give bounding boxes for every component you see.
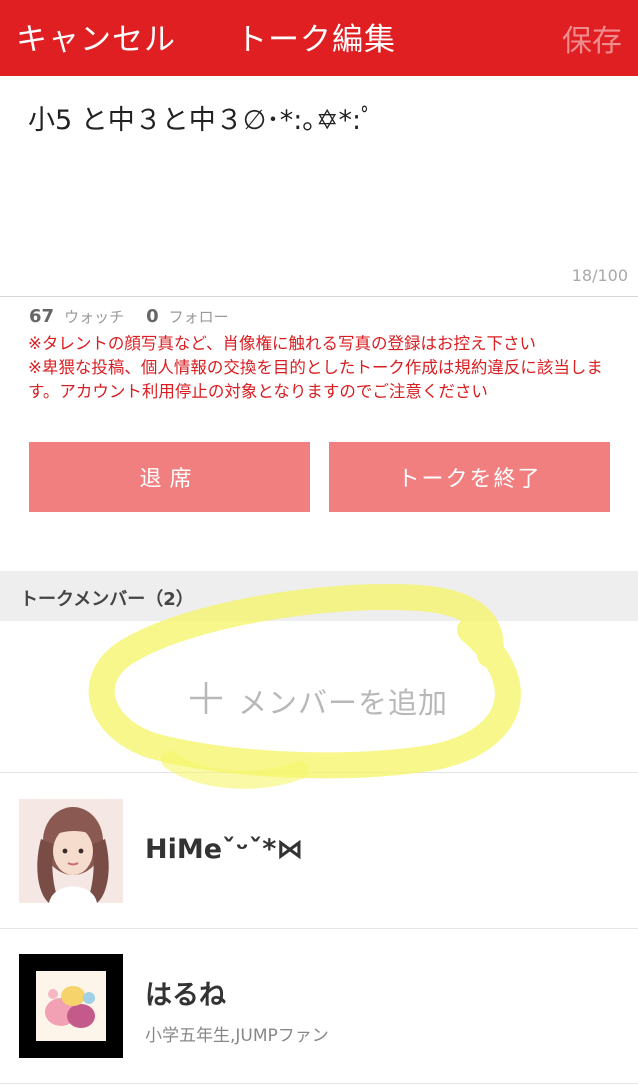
char-counter: 18/100 xyxy=(571,266,628,285)
watch-label: ウォッチ xyxy=(64,308,125,326)
top-nav-bar: キャンセル トーク編集 保存 xyxy=(0,0,638,76)
save-button[interactable]: 保存 xyxy=(562,16,622,60)
member-row[interactable]: はるね 小学五年生,JUMPファン xyxy=(0,929,638,1084)
follow-label: フォロー xyxy=(168,308,229,326)
notice-terms-violation: ※卑猥な投稿、個人情報の交換を目的としたトーク作成は規約違反に該当します。アカウ… xyxy=(28,358,603,401)
member-name: HiMeˇᵕˇ*⋈ xyxy=(145,834,304,865)
leave-button[interactable]: 退席 xyxy=(29,442,310,512)
member-bio: 小学五年生,JUMPファン xyxy=(145,1026,329,1046)
watch-count: 67 xyxy=(29,306,55,327)
member-name: はるね xyxy=(145,980,226,1011)
talk-name-text[interactable]: 小5 と中３と中３∅･*:｡✡*:ﾟ xyxy=(28,98,375,137)
talk-stats: 67 ウォッチ 0 フォロー xyxy=(29,306,251,327)
member-row[interactable]: HiMeˇᵕˇ*⋈ xyxy=(0,774,638,929)
members-section-header: トークメンバー（2） xyxy=(0,571,638,621)
follow-count: 0 xyxy=(146,306,159,327)
plus-icon xyxy=(190,682,222,714)
avatar xyxy=(19,799,123,903)
talk-name-editor[interactable]: 小5 と中３と中３∅･*:｡✡*:ﾟ 18/100 xyxy=(0,76,638,297)
cancel-button[interactable]: キャンセル xyxy=(16,14,176,59)
warning-notice: ※タレントの顔写真など、肖像権に触れる写真の登録はお控え下さい ※卑猥な投稿、個… xyxy=(28,332,628,404)
members-section-title: トークメンバー（2） xyxy=(20,589,194,610)
page-title: トーク編集 xyxy=(236,22,396,58)
add-member-button[interactable]: メンバーを追加 xyxy=(0,622,638,773)
end-talk-button[interactable]: トークを終了 xyxy=(329,442,610,512)
avatar xyxy=(19,954,123,1058)
add-member-label: メンバーを追加 xyxy=(238,686,449,720)
notice-portrait-rights: ※タレントの顔写真など、肖像権に触れる写真の登録はお控え下さい xyxy=(28,334,537,353)
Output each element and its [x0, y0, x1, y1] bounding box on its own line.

^^^^^^^^

Directive: Format the listing above as a Markdown table with the columns "Row" and "Entry". Begin with the line containing "char-counter: 18/100 xyxy=(571,266,628,285)", continue through the line containing "follow-label: フォロー xyxy=(168,308,229,326)", number each row, and leave out blank lines.

Worked answer:
| Row | Entry |
|---|---|
| 1 | char-counter: 18/100 xyxy=(571,266,628,285) |
| 2 | watch-label: ウォッチ xyxy=(64,308,125,326) |
| 3 | top-nav-bar: キャンセル トーク編集 保存 xyxy=(0,0,638,76) |
| 4 | save-button[interactable]: 保存 xyxy=(562,16,622,60) |
| 5 | member-row[interactable]: はるね 小学五年生,JUMPファン xyxy=(0,929,638,1084) |
| 6 | follow-label: フォロー xyxy=(168,308,229,326) |